▶ [Task brief]
Scan the data below for the string "displayed". Show every line where it turns up.

▶ [Record set]

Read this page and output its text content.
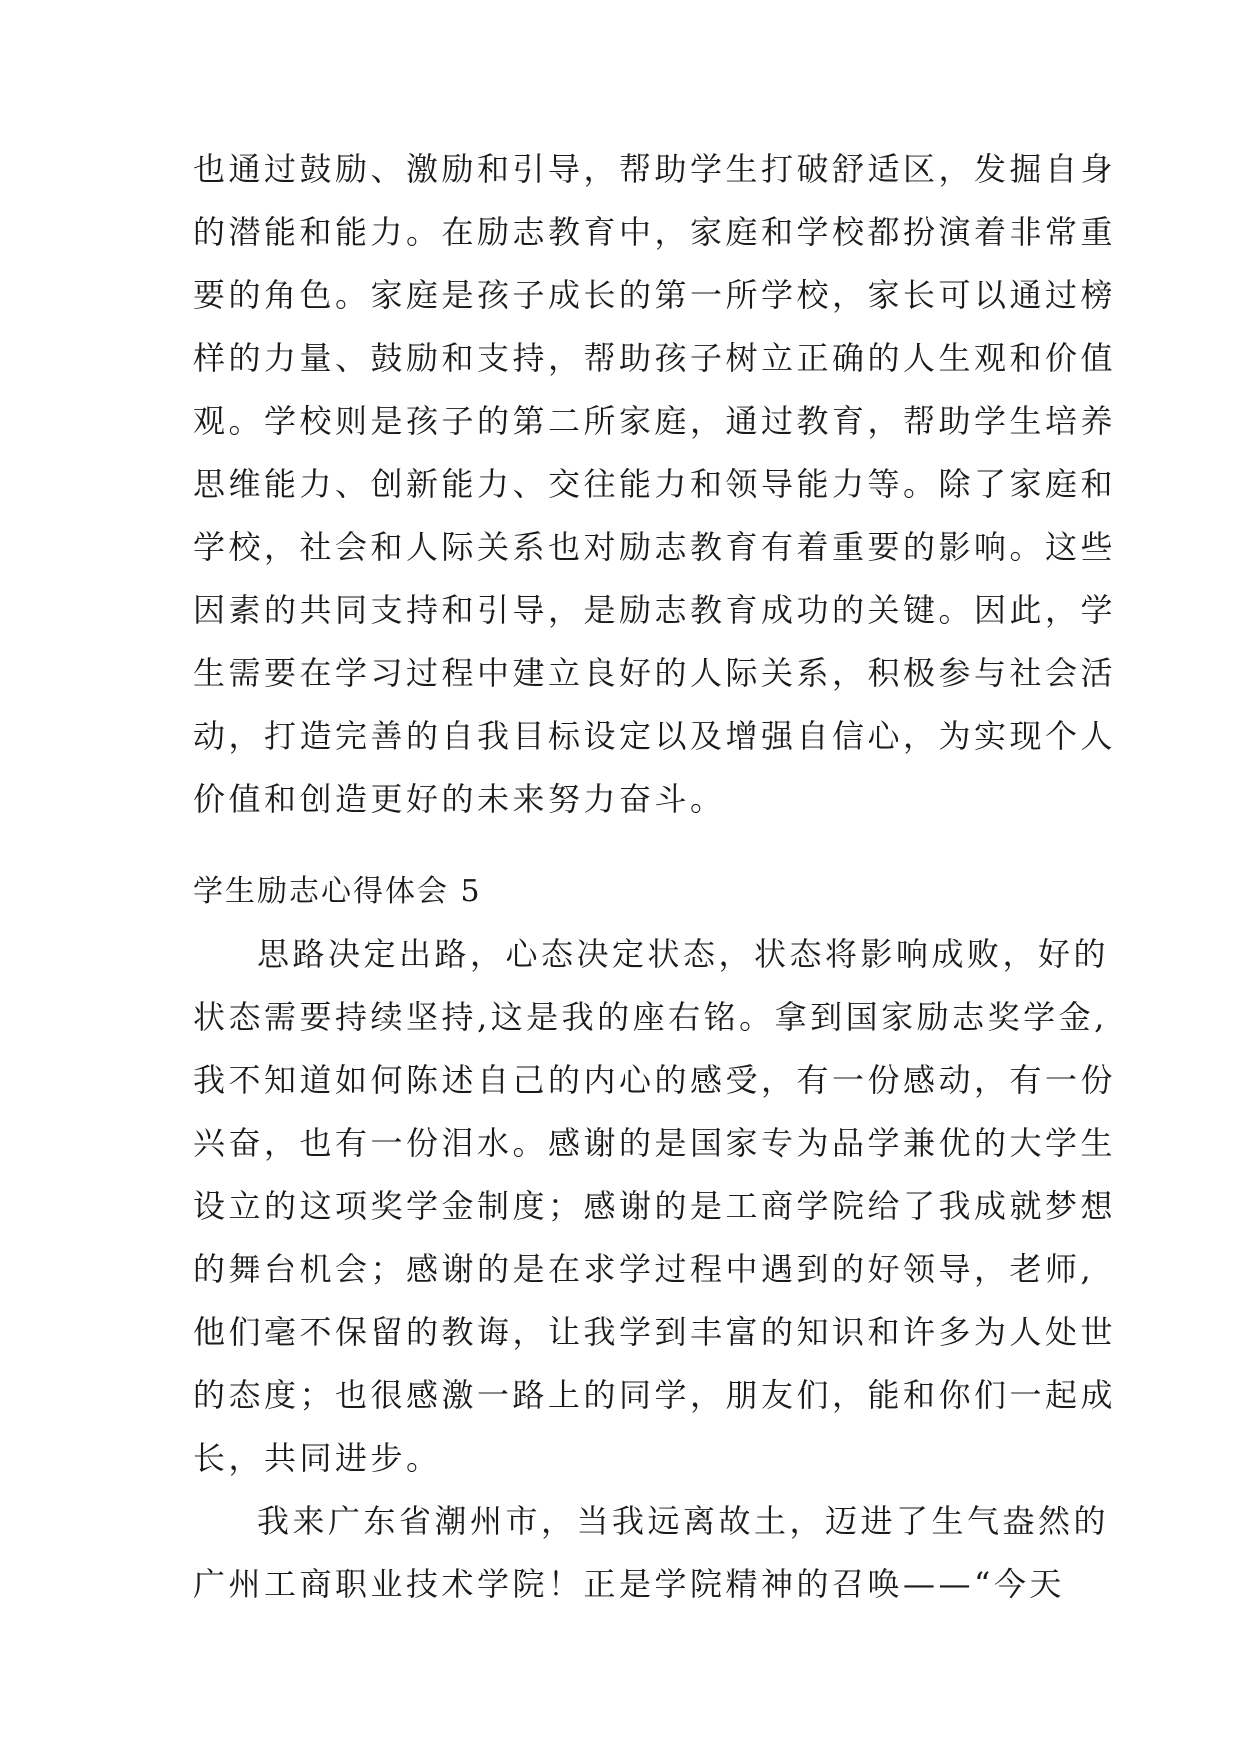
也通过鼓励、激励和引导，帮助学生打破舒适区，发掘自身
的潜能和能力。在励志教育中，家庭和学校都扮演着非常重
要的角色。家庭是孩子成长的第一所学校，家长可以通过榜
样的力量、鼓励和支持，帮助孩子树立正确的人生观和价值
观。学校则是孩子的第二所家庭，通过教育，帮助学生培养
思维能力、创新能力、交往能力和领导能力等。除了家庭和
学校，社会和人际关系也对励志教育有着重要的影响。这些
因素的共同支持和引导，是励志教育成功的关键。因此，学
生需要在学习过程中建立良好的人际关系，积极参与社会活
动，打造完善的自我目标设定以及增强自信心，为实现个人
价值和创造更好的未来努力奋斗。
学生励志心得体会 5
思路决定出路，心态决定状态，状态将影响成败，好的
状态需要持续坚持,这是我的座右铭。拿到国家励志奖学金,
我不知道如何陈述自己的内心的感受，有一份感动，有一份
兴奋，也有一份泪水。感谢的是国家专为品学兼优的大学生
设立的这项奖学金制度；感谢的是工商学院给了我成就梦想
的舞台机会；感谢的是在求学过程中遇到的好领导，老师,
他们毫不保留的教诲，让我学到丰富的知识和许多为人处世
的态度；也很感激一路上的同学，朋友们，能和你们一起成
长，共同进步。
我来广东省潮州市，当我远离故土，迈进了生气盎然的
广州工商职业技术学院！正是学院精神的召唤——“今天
---
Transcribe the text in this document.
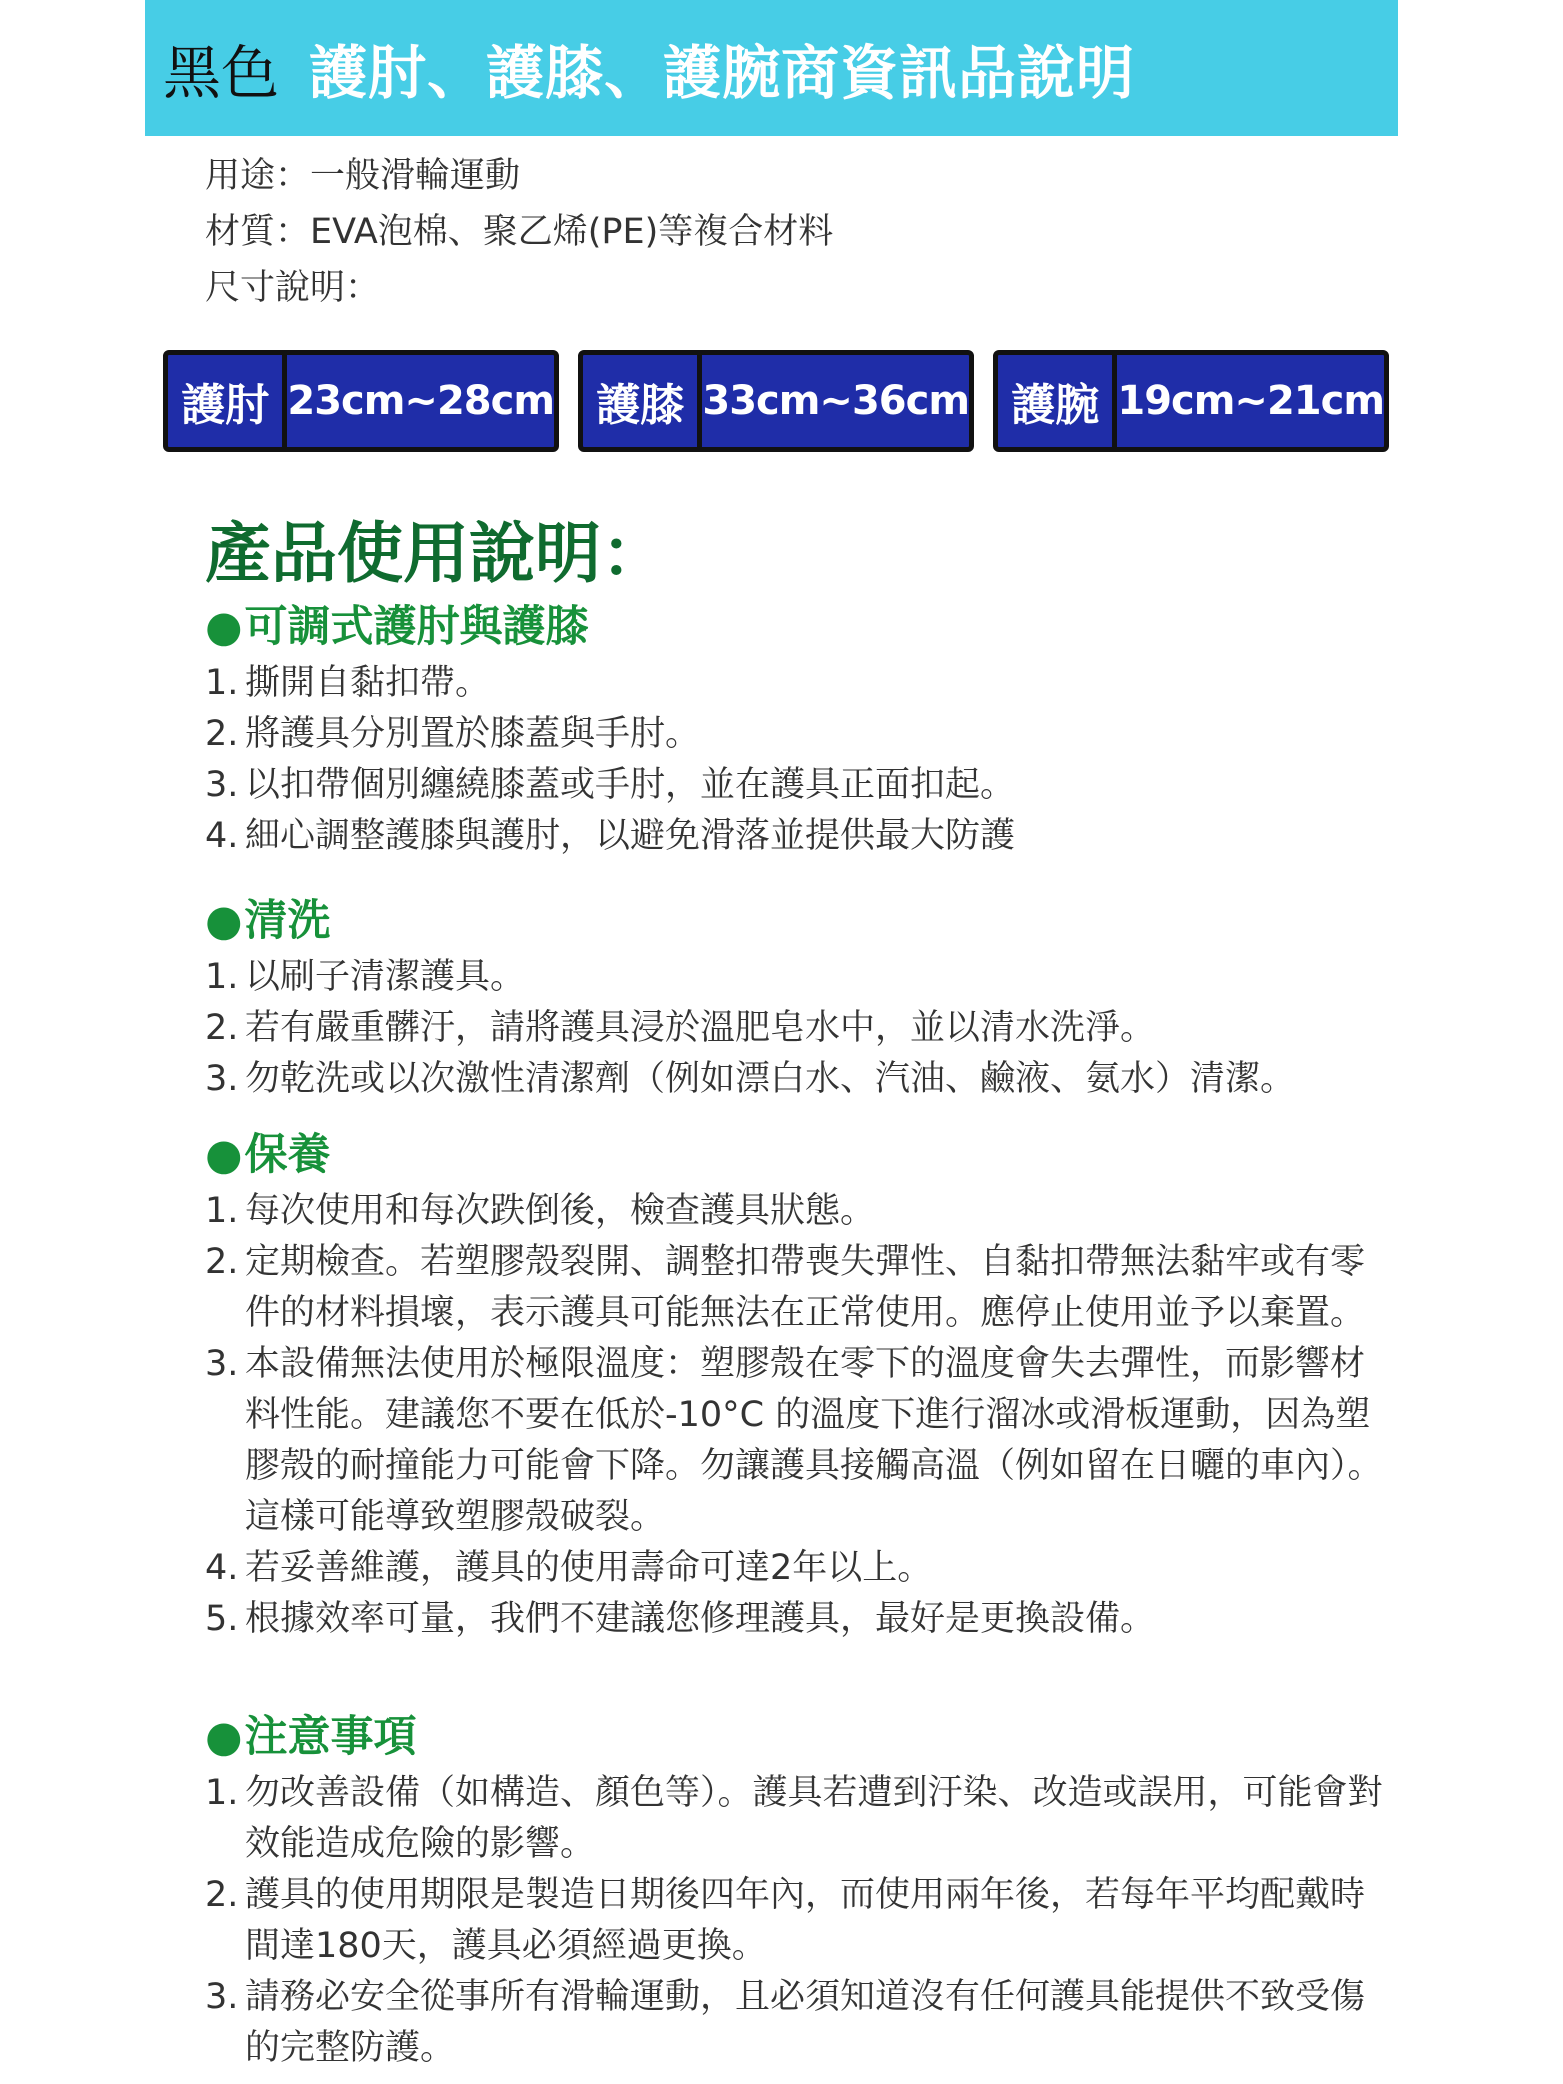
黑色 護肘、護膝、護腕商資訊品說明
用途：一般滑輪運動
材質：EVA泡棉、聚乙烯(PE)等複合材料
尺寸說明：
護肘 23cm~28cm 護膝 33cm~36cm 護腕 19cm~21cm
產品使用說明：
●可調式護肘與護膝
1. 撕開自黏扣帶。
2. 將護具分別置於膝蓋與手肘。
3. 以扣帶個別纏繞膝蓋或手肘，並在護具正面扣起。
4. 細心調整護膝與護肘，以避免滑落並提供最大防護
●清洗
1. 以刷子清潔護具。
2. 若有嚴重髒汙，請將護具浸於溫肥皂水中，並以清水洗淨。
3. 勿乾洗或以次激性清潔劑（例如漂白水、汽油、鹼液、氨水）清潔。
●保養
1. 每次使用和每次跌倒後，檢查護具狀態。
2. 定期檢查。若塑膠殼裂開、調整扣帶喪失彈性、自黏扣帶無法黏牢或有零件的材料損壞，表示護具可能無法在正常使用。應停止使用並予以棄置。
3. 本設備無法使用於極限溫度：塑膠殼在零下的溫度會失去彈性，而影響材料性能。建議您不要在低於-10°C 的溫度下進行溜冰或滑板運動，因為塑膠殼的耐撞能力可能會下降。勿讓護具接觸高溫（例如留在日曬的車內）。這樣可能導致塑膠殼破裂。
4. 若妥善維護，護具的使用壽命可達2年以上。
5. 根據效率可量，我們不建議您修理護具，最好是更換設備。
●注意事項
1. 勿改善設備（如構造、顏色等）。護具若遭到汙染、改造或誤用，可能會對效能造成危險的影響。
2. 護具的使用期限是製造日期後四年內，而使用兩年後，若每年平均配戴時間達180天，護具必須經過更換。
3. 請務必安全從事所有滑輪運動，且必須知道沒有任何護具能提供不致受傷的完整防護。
--
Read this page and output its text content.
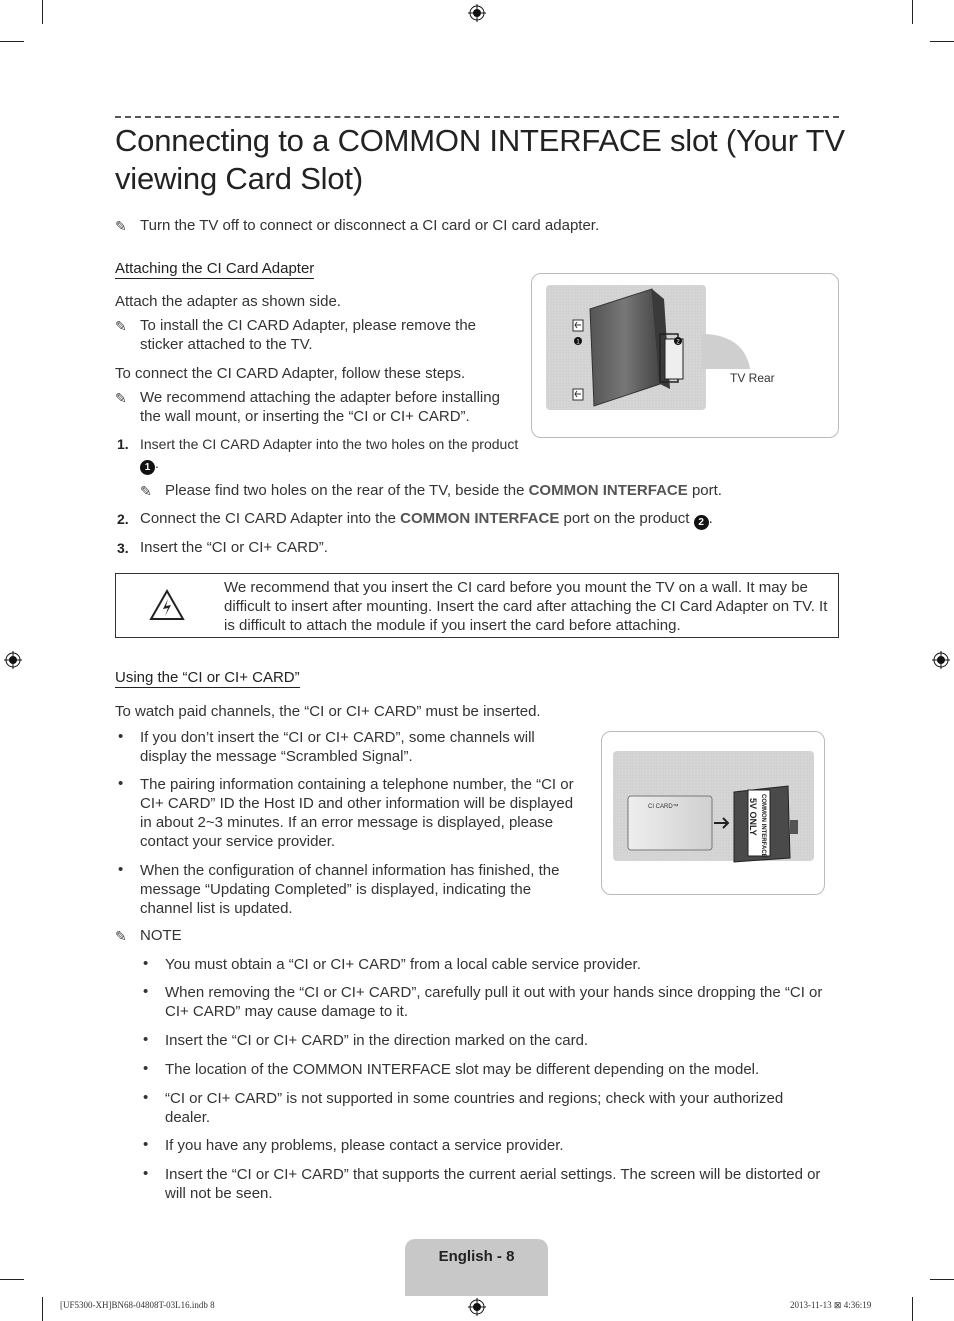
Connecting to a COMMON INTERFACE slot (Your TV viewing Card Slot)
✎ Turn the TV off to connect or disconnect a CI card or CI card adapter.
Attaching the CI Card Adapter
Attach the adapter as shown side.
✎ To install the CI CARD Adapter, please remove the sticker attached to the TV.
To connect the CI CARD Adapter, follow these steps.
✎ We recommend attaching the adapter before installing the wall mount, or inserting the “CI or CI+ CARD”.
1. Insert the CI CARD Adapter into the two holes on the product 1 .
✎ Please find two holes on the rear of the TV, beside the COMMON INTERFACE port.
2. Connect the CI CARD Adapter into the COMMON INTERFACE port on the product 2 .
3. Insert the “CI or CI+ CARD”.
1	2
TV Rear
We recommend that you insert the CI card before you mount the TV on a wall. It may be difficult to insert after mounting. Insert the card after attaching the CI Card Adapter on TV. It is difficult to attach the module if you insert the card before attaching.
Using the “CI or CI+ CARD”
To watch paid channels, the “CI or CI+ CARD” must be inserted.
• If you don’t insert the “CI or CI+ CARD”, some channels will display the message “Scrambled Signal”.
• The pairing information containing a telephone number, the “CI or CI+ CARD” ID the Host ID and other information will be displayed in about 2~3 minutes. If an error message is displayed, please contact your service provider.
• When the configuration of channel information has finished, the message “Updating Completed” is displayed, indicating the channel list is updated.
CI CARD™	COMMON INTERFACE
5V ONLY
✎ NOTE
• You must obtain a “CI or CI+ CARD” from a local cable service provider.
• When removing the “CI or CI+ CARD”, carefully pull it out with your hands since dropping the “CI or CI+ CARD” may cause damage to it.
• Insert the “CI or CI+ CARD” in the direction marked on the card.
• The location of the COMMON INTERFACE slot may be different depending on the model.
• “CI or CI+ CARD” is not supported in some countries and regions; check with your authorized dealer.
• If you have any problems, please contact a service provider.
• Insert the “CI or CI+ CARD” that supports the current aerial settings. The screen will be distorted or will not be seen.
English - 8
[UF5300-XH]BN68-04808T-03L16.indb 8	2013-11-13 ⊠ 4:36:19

▶ [Solution for this task]
• The pairing information containing a telephone number, the “CI or CI+ CARD” ID the Host ID and other information will be displayed in about 2~3 minutes. If an error message is displayed, please contact your service provider.
• When the configuration of channel information has finished, the message “Updating Completed” is displayed, indicating the channel list is updated.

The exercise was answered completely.